------ Dataset rows

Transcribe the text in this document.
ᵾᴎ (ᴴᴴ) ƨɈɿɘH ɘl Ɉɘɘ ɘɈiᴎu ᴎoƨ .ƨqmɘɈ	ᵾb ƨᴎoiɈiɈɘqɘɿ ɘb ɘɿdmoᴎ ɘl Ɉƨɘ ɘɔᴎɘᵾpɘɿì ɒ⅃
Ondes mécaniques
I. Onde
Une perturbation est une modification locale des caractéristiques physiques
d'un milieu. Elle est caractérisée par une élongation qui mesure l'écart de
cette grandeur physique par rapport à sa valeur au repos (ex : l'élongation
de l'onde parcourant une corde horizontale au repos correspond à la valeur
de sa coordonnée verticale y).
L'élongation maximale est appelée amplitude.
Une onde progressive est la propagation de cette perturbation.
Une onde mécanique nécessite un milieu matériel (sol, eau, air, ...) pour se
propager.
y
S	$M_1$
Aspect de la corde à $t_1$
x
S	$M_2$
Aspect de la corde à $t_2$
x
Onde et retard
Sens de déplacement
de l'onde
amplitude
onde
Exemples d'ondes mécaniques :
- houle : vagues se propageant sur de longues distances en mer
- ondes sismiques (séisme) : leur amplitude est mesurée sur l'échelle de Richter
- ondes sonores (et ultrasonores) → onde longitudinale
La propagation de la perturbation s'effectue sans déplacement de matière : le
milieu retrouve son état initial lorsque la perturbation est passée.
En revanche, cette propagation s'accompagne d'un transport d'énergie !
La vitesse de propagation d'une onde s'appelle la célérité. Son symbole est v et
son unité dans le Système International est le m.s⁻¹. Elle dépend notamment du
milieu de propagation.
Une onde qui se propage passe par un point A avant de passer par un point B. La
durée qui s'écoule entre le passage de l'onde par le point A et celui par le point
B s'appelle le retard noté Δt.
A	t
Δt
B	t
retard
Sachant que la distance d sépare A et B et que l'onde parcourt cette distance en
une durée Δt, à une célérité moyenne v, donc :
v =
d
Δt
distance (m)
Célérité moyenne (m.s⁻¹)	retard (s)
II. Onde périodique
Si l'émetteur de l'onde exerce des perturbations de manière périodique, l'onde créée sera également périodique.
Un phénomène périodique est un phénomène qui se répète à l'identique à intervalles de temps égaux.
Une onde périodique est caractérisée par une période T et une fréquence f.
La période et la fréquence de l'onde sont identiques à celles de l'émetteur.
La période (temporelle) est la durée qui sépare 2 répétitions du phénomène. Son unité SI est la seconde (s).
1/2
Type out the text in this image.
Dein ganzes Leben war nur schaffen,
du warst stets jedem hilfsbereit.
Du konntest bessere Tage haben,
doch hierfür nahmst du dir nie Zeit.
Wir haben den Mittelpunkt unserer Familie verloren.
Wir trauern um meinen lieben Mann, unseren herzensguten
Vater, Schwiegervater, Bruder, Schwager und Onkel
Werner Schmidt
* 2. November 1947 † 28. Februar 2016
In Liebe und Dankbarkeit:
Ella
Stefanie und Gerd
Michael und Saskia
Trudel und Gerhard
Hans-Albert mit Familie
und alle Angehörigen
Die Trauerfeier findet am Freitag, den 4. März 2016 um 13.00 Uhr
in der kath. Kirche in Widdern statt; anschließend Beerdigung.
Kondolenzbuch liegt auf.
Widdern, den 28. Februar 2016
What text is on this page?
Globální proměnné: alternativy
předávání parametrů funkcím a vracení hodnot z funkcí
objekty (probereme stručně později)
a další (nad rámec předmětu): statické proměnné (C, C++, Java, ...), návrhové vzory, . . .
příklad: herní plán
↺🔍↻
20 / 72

------------

### Instructions to follow
For each line in the data above that contains the string "Familie", extract the line.

### Result for this task
Wir haben den Mittelpunkt unserer Familie verloren.
Hans-Albert mit Familie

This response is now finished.